* WHAT THE EXERCISE ASKS *
Locate the word "text" in the data below, then copy every line that holds it.

··· RECORD SET

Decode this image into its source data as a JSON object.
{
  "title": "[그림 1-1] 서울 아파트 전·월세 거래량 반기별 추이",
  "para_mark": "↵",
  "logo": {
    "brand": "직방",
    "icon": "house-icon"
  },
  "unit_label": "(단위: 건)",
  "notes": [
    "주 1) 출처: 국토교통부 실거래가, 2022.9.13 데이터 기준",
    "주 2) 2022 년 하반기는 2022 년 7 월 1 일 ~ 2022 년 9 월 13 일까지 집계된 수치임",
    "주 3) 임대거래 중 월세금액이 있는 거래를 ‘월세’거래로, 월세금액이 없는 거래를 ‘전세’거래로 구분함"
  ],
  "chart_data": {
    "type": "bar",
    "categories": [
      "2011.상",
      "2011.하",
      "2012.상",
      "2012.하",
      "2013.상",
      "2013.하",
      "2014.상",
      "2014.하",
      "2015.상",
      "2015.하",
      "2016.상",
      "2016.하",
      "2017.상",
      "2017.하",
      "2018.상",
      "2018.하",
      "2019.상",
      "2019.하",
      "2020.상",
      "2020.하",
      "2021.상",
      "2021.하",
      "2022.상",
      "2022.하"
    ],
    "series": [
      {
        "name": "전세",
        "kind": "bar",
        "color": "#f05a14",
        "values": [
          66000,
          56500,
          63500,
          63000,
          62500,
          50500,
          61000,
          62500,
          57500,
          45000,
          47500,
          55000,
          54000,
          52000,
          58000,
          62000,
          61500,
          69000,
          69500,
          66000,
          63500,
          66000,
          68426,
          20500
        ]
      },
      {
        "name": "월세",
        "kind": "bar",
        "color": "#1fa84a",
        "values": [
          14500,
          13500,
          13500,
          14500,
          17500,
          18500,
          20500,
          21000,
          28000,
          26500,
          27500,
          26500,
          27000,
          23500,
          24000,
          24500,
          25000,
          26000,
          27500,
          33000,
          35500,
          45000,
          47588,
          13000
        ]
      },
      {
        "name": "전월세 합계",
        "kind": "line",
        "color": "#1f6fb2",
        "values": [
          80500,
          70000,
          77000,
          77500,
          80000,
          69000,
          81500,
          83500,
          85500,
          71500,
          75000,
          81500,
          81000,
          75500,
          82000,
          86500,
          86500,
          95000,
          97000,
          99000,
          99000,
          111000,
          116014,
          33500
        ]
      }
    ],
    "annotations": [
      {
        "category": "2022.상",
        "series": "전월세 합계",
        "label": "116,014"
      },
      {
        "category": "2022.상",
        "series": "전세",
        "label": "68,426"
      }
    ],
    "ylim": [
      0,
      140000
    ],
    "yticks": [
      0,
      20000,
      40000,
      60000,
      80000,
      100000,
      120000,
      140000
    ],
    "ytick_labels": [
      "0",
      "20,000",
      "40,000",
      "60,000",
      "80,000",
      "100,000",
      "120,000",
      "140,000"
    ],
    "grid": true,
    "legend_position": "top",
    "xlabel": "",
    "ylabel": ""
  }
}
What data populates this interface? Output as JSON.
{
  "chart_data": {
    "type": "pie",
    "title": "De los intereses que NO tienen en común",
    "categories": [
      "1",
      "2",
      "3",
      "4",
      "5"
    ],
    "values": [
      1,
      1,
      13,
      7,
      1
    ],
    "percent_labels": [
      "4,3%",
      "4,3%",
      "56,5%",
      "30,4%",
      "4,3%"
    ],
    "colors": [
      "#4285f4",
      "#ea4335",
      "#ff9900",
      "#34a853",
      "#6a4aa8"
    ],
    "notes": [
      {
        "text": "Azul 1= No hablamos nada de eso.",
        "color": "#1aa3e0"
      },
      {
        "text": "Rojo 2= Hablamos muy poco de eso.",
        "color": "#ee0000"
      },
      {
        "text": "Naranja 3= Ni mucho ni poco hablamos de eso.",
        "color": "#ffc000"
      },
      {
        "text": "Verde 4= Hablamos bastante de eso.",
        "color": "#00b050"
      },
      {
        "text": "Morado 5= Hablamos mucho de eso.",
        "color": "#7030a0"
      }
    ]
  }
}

······

* ANSWER TO THIS PROBLEM *
        "text": "Azul 1= No hablamos nada de eso.",
        "text": "Rojo 2= Hablamos muy poco de eso.",
        "text": "Naranja 3= Ni mucho ni poco hablamos de eso.",
        "text": "Verde 4= Hablamos bastante de eso.",
        "text": "Morado 5= Hablamos mucho de eso.",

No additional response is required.